GOAL OF THE EXERCISE:
Word for word, transcribe the lines below and drop the pictures.

%%

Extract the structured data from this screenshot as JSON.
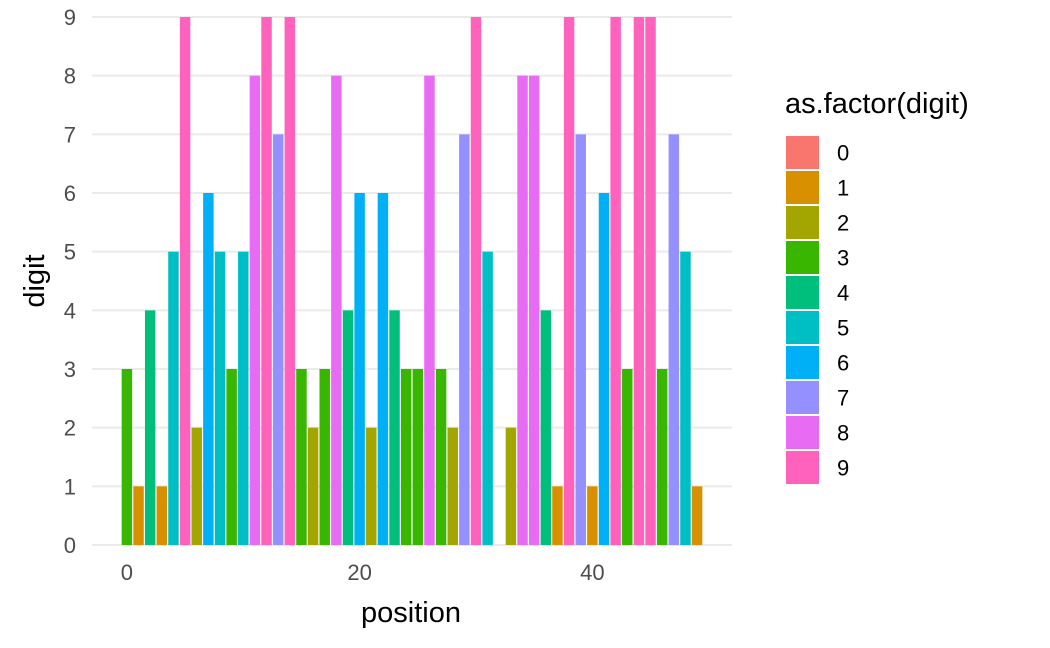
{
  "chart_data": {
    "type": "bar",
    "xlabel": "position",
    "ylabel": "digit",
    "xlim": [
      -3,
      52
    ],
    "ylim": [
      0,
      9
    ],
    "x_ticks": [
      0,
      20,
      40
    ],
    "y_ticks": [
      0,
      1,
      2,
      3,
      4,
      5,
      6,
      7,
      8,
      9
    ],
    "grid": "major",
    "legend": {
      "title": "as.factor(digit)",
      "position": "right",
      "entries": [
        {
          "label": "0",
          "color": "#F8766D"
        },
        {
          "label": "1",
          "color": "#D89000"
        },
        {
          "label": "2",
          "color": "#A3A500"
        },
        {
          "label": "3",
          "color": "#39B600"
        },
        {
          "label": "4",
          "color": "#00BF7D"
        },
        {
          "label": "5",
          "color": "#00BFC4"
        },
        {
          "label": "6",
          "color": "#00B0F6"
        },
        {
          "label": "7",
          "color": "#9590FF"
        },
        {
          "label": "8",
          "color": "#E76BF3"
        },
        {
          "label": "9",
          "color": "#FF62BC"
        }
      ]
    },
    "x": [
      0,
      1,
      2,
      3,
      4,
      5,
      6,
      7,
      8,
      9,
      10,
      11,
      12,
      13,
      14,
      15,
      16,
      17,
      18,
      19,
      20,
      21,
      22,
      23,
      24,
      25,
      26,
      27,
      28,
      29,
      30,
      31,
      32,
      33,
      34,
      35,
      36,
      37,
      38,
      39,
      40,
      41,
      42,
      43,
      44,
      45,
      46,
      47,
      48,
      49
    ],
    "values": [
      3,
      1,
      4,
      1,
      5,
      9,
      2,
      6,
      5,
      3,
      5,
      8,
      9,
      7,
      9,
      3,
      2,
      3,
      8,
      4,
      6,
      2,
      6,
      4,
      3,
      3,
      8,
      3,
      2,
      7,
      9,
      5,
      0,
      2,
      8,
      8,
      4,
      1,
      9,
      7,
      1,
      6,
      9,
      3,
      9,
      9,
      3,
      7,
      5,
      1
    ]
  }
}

%%

EXPECTED ANSWER:
Extract the structured data from this screenshot as JSON.
{
  "chart_data": {
    "type": "bar",
    "xlabel": "position",
    "ylabel": "digit",
    "xlim": [
      -3,
      52
    ],
    "ylim": [
      0,
      9
    ],
    "x_ticks": [
      0,
      20,
      40
    ],
    "y_ticks": [
      0,
      1,
      2,
      3,
      4,
      5,
      6,
      7,
      8,
      9
    ],
    "grid": "major",
    "legend": {
      "title": "as.factor(digit)",
      "position": "right",
      "entries": [
        {
          "label": "0",
          "color": "#F8766D"
        },
        {
          "label": "1",
          "color": "#D89000"
        },
        {
          "label": "2",
          "color": "#A3A500"
        },
        {
          "label": "3",
          "color": "#39B600"
        },
        {
          "label": "4",
          "color": "#00BF7D"
        },
        {
          "label": "5",
          "color": "#00BFC4"
        },
        {
          "label": "6",
          "color": "#00B0F6"
        },
        {
          "label": "7",
          "color": "#9590FF"
        },
        {
          "label": "8",
          "color": "#E76BF3"
        },
        {
          "label": "9",
          "color": "#FF62BC"
        }
      ]
    },
    "x": [
      0,
      1,
      2,
      3,
      4,
      5,
      6,
      7,
      8,
      9,
      10,
      11,
      12,
      13,
      14,
      15,
      16,
      17,
      18,
      19,
      20,
      21,
      22,
      23,
      24,
      25,
      26,
      27,
      28,
      29,
      30,
      31,
      32,
      33,
      34,
      35,
      36,
      37,
      38,
      39,
      40,
      41,
      42,
      43,
      44,
      45,
      46,
      47,
      48,
      49
    ],
    "values": [
      3,
      1,
      4,
      1,
      5,
      9,
      2,
      6,
      5,
      3,
      5,
      8,
      9,
      7,
      9,
      3,
      2,
      3,
      8,
      4,
      6,
      2,
      6,
      4,
      3,
      3,
      8,
      3,
      2,
      7,
      9,
      5,
      0,
      2,
      8,
      8,
      4,
      1,
      9,
      7,
      1,
      6,
      9,
      3,
      9,
      9,
      3,
      7,
      5,
      1
    ]
  }
}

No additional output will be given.